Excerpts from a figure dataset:
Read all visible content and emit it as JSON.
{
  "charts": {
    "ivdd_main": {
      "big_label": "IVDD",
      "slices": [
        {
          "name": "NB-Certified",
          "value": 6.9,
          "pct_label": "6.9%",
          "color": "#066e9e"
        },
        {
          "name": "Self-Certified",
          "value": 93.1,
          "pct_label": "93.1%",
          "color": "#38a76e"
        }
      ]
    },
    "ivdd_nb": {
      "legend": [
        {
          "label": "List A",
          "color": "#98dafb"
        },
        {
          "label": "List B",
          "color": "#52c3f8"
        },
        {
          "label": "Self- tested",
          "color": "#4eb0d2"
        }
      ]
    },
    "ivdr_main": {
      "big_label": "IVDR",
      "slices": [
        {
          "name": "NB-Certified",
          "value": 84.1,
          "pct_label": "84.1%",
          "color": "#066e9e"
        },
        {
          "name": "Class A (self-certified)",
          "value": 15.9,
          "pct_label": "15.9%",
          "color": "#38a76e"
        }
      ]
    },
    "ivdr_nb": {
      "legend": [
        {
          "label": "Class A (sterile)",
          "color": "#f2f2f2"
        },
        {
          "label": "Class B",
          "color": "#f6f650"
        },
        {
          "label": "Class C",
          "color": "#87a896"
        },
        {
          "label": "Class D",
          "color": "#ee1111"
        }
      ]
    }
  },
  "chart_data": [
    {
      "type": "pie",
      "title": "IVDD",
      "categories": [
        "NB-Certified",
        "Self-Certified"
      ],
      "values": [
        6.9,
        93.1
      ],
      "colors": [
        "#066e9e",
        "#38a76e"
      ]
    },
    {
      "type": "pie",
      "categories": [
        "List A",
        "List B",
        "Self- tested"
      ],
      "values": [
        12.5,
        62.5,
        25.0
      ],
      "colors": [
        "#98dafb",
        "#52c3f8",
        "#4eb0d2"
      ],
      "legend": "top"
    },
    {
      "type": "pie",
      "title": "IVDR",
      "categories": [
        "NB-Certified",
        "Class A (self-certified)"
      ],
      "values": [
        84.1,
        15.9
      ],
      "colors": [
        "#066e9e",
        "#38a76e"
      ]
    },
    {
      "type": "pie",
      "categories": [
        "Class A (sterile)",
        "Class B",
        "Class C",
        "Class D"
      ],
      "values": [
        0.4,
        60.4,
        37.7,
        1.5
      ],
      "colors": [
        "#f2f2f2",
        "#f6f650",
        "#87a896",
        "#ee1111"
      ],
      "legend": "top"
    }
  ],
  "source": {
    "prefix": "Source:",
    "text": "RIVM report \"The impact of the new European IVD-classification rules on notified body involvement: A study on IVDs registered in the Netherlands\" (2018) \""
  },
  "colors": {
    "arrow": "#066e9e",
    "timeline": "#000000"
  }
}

REQUEST: Look through the data and show every line containing "sterile".

REPLY TO THE TASK:
          "label": "Class A (sterile)",
        "Class A (sterile)",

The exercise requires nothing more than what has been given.